◆ WORK TO DO ◆
Please copy all the lines that follow, word for word.

Stored data:
------------------------------------------------------------
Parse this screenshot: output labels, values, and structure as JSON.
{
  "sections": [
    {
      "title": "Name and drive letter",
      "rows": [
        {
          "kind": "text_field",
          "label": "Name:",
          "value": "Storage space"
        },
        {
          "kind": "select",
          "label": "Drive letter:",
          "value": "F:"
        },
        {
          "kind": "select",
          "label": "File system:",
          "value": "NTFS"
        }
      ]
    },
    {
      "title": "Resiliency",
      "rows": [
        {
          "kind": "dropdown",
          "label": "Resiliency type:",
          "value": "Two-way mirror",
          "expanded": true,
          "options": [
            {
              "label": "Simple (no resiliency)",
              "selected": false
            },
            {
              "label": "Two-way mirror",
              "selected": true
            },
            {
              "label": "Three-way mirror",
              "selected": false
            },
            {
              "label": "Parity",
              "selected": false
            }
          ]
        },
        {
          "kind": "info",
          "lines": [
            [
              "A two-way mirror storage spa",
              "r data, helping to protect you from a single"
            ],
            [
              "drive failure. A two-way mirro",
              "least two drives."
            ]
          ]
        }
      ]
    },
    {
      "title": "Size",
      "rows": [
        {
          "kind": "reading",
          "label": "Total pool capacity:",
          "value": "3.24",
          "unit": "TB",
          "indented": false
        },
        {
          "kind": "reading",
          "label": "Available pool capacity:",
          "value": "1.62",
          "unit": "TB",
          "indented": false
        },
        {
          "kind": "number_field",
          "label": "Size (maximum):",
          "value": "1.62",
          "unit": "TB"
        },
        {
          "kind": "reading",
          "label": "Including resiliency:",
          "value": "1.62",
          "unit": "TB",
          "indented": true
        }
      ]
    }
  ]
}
------------------------------------------------------------
◆ WRITTEN RESPONSE ◆
Parse this screenshot: output labels, values, and structure as JSON.
{
  "sections": [
    {
      "title": "Name and drive letter",
      "rows": [
        {
          "kind": "text_field",
          "label": "Name:",
          "value": "Storage space"
        },
        {
          "kind": "select",
          "label": "Drive letter:",
          "value": "F:"
        },
        {
          "kind": "select",
          "label": "File system:",
          "value": "NTFS"
        }
      ]
    },
    {
      "title": "Resiliency",
      "rows": [
        {
          "kind": "dropdown",
          "label": "Resiliency type:",
          "value": "Two-way mirror",
          "expanded": true,
          "options": [
            {
              "label": "Simple (no resiliency)",
              "selected": false
            },
            {
              "label": "Two-way mirror",
              "selected": true
            },
            {
              "label": "Three-way mirror",
              "selected": false
            },
            {
              "label": "Parity",
              "selected": false
            }
          ]
        },
        {
          "kind": "info",
          "lines": [
            [
              "A two-way mirror storage spa",
              "r data, helping to protect you from a single"
            ],
            [
              "drive failure. A two-way mirro",
              "least two drives."
            ]
          ]
        }
      ]
    },
    {
      "title": "Size",
      "rows": [
        {
          "kind": "reading",
          "label": "Total pool capacity:",
          "value": "3.24",
          "unit": "TB",
          "indented": false
        },
        {
          "kind": "reading",
          "label": "Available pool capacity:",
          "value": "1.62",
          "unit": "TB",
          "indented": false
        },
        {
          "kind": "number_field",
          "label": "Size (maximum):",
          "value": "1.62",
          "unit": "TB"
        },
        {
          "kind": "reading",
          "label": "Including resiliency:",
          "value": "1.62",
          "unit": "TB",
          "indented": true
        }
      ]
    }
  ]
}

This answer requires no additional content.